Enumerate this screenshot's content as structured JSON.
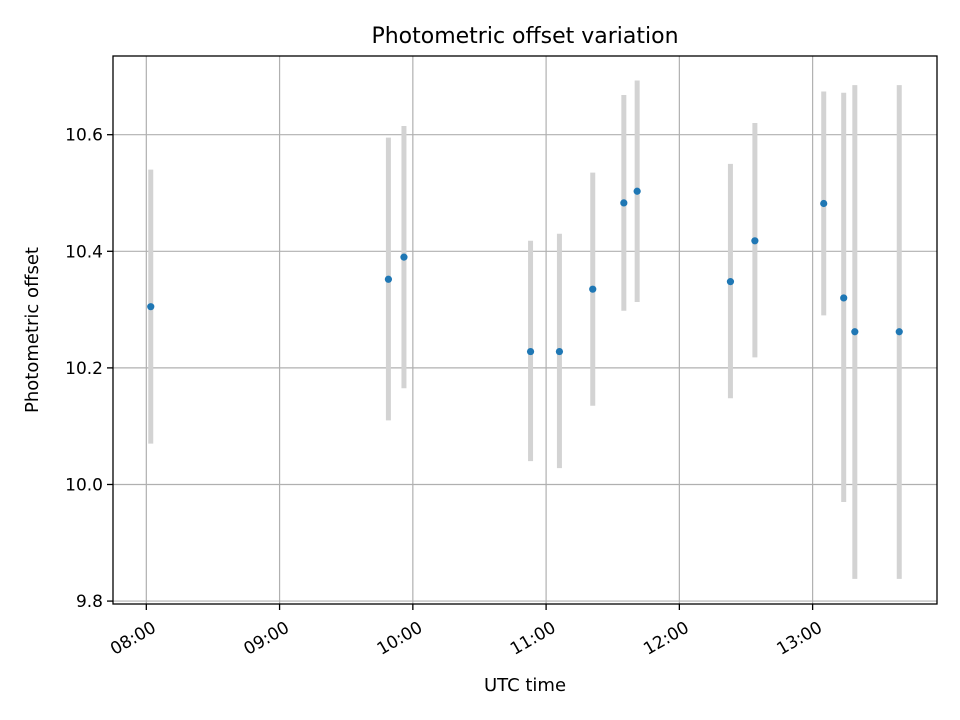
{
  "chart_data": {
    "type": "scatter",
    "title": "Photometric offset variation",
    "xlabel": "UTC time",
    "ylabel": "Photometric offset",
    "xlim": [
      "07:45",
      "13:56"
    ],
    "ylim": [
      9.795,
      10.735
    ],
    "x_ticks": [
      "08:00",
      "09:00",
      "10:00",
      "11:00",
      "12:00",
      "13:00"
    ],
    "y_ticks": [
      "9.8",
      "10.0",
      "10.2",
      "10.4",
      "10.6"
    ],
    "grid": true,
    "marker_color": "#1f77b4",
    "errorbar_color": "#d3d3d3",
    "points": [
      {
        "x": "08:02",
        "y": 10.305,
        "ylow": 10.07,
        "yhigh": 10.54
      },
      {
        "x": "09:49",
        "y": 10.352,
        "ylow": 10.11,
        "yhigh": 10.595
      },
      {
        "x": "09:56",
        "y": 10.39,
        "ylow": 10.165,
        "yhigh": 10.615
      },
      {
        "x": "10:53",
        "y": 10.228,
        "ylow": 10.04,
        "yhigh": 10.418
      },
      {
        "x": "11:06",
        "y": 10.228,
        "ylow": 10.028,
        "yhigh": 10.43
      },
      {
        "x": "11:21",
        "y": 10.335,
        "ylow": 10.135,
        "yhigh": 10.535
      },
      {
        "x": "11:35",
        "y": 10.483,
        "ylow": 10.298,
        "yhigh": 10.668
      },
      {
        "x": "11:41",
        "y": 10.503,
        "ylow": 10.313,
        "yhigh": 10.693
      },
      {
        "x": "12:23",
        "y": 10.348,
        "ylow": 10.148,
        "yhigh": 10.55
      },
      {
        "x": "12:34",
        "y": 10.418,
        "ylow": 10.218,
        "yhigh": 10.62
      },
      {
        "x": "13:05",
        "y": 10.482,
        "ylow": 10.29,
        "yhigh": 10.674
      },
      {
        "x": "13:14",
        "y": 10.32,
        "ylow": 9.97,
        "yhigh": 10.672
      },
      {
        "x": "13:19",
        "y": 10.262,
        "ylow": 9.838,
        "yhigh": 10.685
      },
      {
        "x": "13:39",
        "y": 10.262,
        "ylow": 9.838,
        "yhigh": 10.685
      }
    ]
  }
}
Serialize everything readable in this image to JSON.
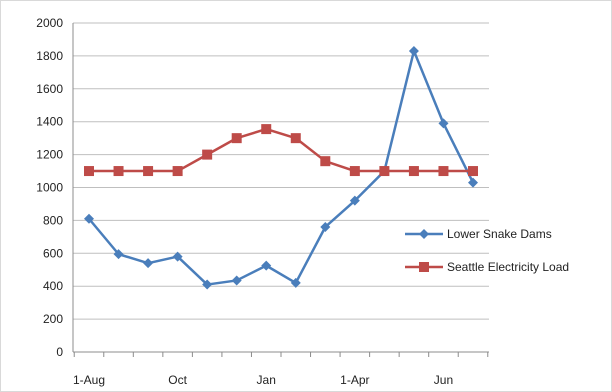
{
  "chart_data": {
    "type": "line",
    "title": "",
    "xlabel": "",
    "ylabel": "",
    "ylim": [
      0,
      2000
    ],
    "y_ticks": [
      0,
      200,
      400,
      600,
      800,
      1000,
      1200,
      1400,
      1600,
      1800,
      2000
    ],
    "categories": [
      "1-Aug",
      "",
      "",
      "Oct",
      "",
      "",
      "Jan",
      "",
      "",
      "1-Apr",
      "",
      "",
      "Jun",
      ""
    ],
    "x_tick_labels": [
      {
        "index": 0,
        "label": "1-Aug"
      },
      {
        "index": 3,
        "label": "Oct"
      },
      {
        "index": 6,
        "label": "Jan"
      },
      {
        "index": 9,
        "label": "1-Apr"
      },
      {
        "index": 12,
        "label": "Jun"
      }
    ],
    "grid": "horizontal",
    "legend_position": "right",
    "series": [
      {
        "name": "Lower Snake Dams",
        "color": "#4a7ebb",
        "marker": "diamond",
        "values": [
          810,
          595,
          540,
          580,
          410,
          435,
          525,
          420,
          760,
          920,
          1100,
          1830,
          1390,
          1030
        ]
      },
      {
        "name": "Seattle Electricity Load",
        "color": "#be4b48",
        "marker": "square",
        "values": [
          1100,
          1100,
          1100,
          1100,
          1200,
          1300,
          1355,
          1300,
          1160,
          1100,
          1100,
          1100,
          1100,
          1100
        ]
      }
    ]
  }
}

◆ ◆ ◆

*PROBLEM DESCRIPTION*. Identify the lines in the entries that hold "index" and return each one.

*THE REPLY*.
        "index": 0,
        "index": 3,
        "index": 6,
        "index": 9,
        "index": 12,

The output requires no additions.